▸ **SOURCE RECORDS**
◆ ◆ ◆ ◆ ◆ ◆ ◆
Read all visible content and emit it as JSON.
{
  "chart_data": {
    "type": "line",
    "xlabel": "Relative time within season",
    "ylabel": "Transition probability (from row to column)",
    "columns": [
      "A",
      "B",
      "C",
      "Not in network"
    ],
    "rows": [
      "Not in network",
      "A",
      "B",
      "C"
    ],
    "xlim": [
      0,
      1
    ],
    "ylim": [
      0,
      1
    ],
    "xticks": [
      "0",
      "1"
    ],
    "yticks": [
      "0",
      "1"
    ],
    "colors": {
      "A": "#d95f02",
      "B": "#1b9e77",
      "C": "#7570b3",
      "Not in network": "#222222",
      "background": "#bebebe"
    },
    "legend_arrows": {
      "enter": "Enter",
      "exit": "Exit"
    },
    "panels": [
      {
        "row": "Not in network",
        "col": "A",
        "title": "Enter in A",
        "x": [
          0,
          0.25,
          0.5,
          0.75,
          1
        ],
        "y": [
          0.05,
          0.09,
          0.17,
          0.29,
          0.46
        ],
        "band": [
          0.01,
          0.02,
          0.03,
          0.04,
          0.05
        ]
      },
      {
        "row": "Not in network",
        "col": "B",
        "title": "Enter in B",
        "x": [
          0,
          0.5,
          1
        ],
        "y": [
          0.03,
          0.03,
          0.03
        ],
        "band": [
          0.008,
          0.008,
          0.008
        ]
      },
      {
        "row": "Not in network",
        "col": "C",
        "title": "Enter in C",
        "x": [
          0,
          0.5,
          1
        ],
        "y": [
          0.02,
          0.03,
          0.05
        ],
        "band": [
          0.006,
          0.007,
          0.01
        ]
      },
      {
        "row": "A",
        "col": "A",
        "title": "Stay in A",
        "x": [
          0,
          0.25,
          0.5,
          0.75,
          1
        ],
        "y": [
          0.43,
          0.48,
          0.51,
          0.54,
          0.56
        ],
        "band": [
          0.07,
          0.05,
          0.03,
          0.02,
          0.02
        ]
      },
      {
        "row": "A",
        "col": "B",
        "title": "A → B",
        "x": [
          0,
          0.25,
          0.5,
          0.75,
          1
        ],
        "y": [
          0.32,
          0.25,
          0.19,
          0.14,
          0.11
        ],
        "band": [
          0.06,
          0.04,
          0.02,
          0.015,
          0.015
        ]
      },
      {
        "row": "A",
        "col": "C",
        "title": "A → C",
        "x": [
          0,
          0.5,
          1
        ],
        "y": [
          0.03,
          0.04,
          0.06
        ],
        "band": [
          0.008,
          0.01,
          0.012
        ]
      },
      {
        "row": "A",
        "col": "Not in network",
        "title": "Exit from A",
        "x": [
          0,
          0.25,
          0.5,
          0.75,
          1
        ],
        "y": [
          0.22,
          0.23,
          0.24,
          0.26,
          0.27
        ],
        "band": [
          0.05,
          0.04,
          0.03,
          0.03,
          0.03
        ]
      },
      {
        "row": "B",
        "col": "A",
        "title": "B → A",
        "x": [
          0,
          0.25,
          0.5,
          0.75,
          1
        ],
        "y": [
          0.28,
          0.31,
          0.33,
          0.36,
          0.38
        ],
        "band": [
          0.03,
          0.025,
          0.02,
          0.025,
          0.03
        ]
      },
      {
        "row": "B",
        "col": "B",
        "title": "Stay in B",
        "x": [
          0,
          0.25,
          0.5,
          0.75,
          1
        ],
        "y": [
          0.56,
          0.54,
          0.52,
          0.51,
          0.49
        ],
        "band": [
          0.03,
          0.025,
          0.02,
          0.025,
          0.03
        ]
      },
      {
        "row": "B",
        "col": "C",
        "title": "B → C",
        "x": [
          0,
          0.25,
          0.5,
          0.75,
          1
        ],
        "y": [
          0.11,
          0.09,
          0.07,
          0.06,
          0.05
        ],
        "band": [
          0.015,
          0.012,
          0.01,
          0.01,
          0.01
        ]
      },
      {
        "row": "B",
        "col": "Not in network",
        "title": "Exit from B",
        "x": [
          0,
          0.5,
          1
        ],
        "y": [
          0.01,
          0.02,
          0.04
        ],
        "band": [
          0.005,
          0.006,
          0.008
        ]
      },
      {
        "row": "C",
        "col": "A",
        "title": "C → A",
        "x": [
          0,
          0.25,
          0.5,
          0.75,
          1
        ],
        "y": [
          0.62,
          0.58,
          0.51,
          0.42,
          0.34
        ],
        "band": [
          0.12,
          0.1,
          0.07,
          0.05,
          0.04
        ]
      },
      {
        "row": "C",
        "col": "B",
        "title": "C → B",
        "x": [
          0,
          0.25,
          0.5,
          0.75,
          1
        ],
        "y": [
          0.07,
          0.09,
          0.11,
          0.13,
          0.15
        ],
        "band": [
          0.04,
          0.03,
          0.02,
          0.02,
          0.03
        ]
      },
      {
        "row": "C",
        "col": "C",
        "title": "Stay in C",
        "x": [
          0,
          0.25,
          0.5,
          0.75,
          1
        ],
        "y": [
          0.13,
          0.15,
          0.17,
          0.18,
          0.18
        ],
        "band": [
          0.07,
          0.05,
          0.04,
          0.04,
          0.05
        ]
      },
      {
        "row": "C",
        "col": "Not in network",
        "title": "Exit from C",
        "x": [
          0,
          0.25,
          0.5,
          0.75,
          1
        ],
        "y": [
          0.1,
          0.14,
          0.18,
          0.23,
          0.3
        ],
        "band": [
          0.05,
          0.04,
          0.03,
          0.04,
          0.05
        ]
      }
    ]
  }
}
◆ ◆ ◆ ◆ ◆ ◆ ◆
▸ **DIRECTION**
Pick out the lines above containing the word "Exit", then copy them.

▸ **WRITTEN RESPONSE**
      "exit": "Exit"
        "title": "Exit from A",
        "title": "Exit from B",
        "title": "Exit from C",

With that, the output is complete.